Only the lines from the one containing "Output a JSON" through the one containing "Convert this screenshot" belong in the answer; copy them exactly and leave out pictures.

§ **INPUT FOR THIS TASK**
::::
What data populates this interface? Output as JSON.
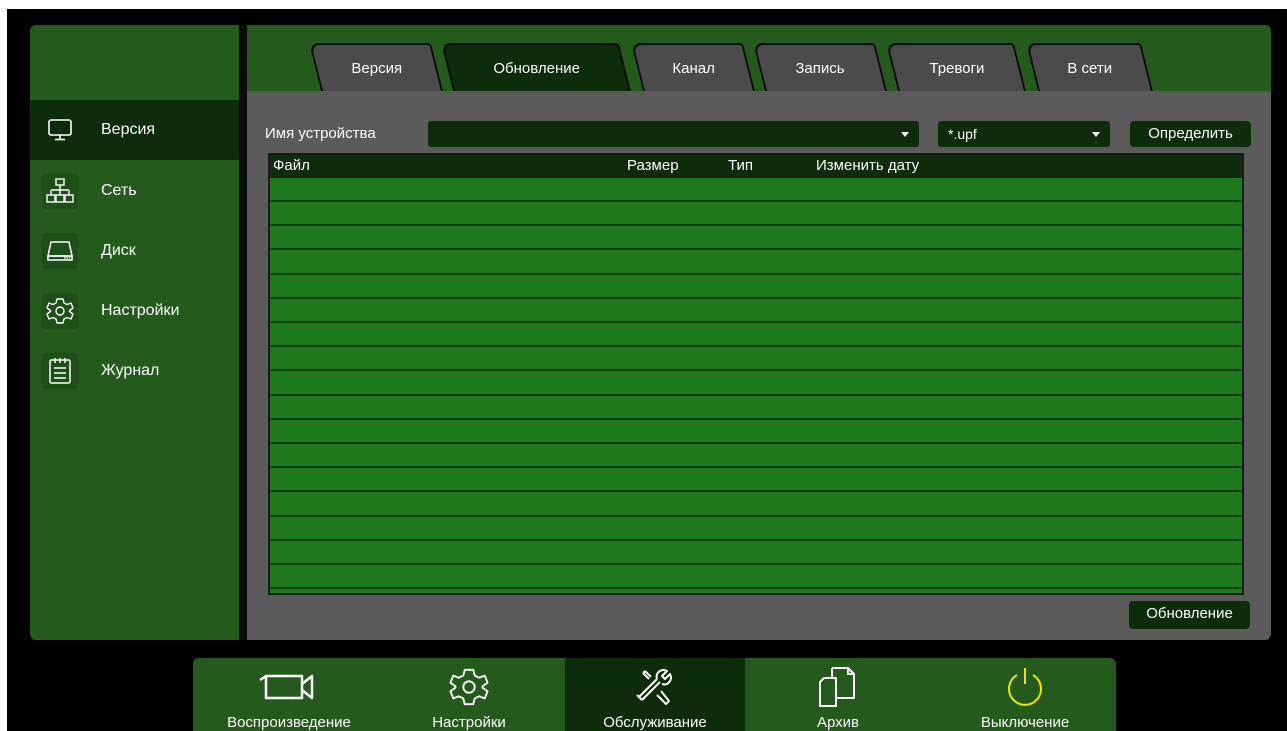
::::
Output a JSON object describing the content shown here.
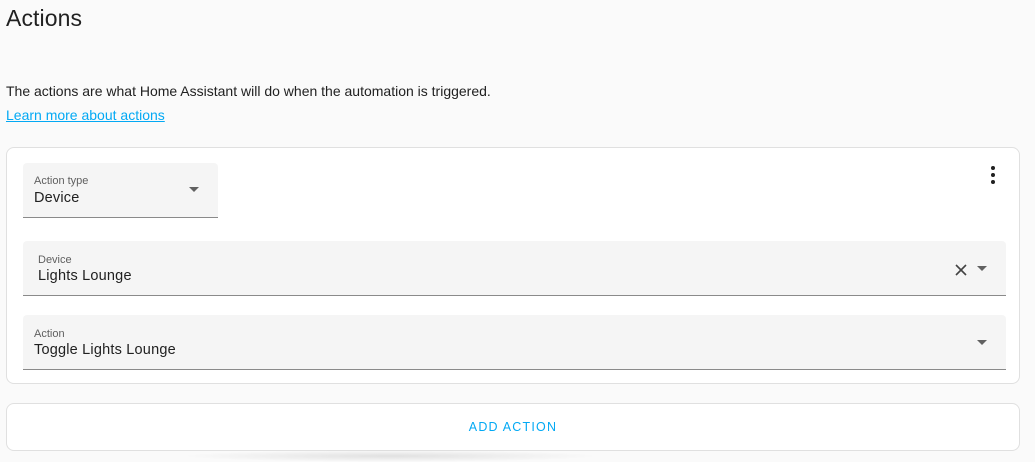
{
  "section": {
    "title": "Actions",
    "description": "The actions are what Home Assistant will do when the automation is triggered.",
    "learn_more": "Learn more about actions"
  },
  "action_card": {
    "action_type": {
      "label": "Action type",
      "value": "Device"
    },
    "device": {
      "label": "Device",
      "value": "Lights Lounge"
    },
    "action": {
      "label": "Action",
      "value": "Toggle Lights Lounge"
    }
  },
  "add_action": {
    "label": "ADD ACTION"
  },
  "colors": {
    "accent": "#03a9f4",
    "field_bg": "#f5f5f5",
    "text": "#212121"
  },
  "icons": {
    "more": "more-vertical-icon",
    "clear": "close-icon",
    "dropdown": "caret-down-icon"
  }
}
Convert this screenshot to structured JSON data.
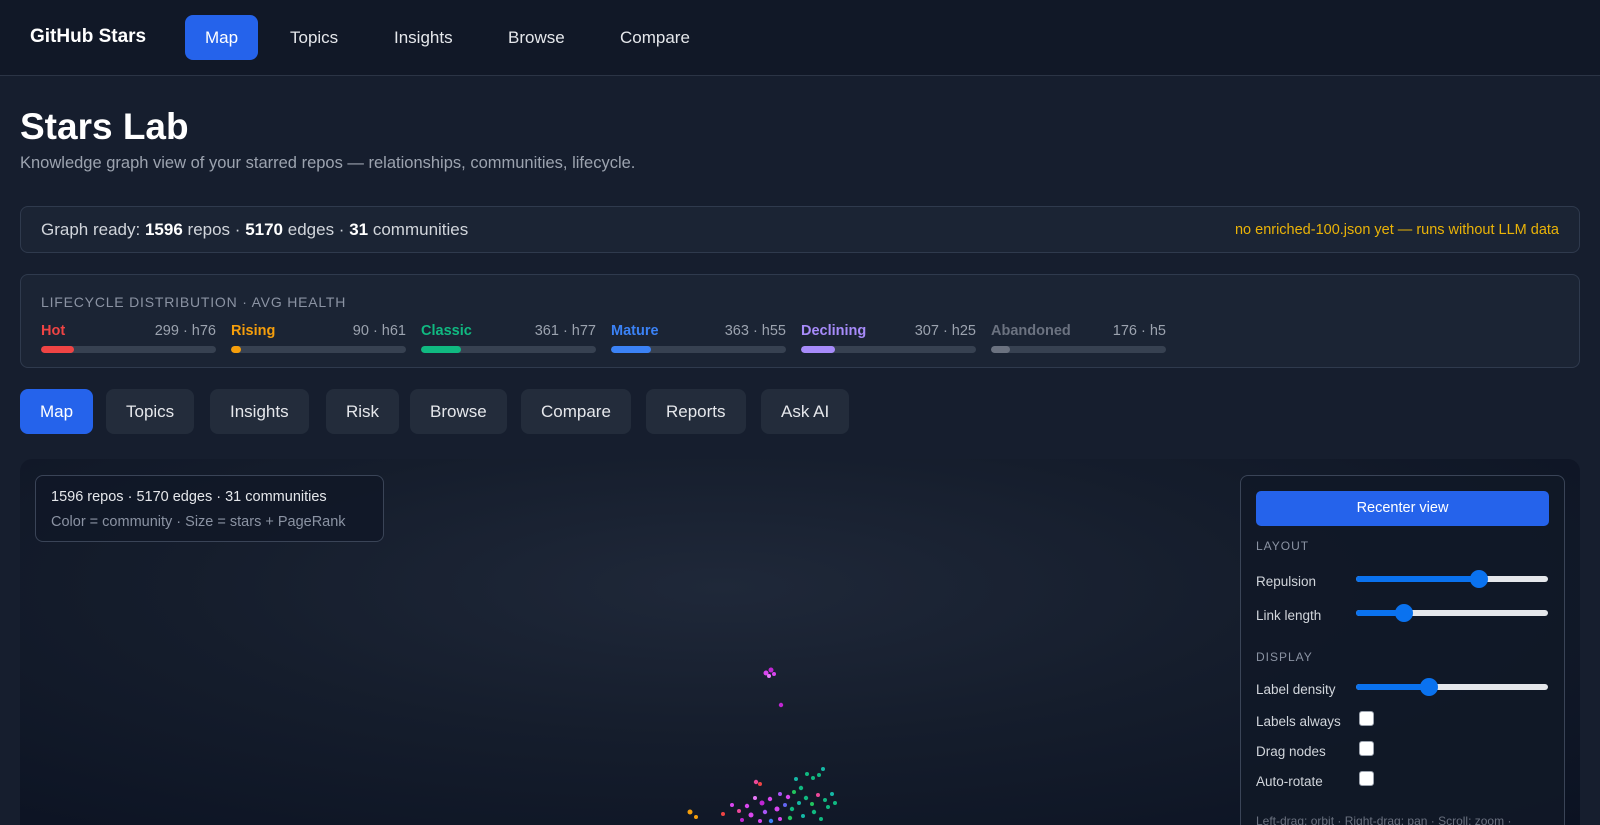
::::
§ **COMPLETED EXERCISE**
Output a JSON object describing the content shown here.
{
  "section": {
    "title": "Actions",
    "description": "The actions are what Home Assistant will do when the automation is triggered.",
    "learn_more": "Learn more about actions"
  },
  "action_card": {
    "action_type": {
      "label": "Action type",
      "value": "Device"
    },
    "device": {
      "label": "Device",
      "value": "Lights Lounge"
    },
    "action": {
      "label": "Action",
      "value": "Toggle Lights Lounge"
    }
  },
  "add_action": {
    "label": "ADD ACTION"
  },
  "colors": {
    "accent": "#03a9f4",
    "field_bg": "#f5f5f5",
    "text": "#212121"
  },
  "icons": {
    "more": "more-vertical-icon",
    "clear": "close-icon",
    "dropdown": "caret-down-icon"
  }
}
Convert this screenshot to structured JSON data.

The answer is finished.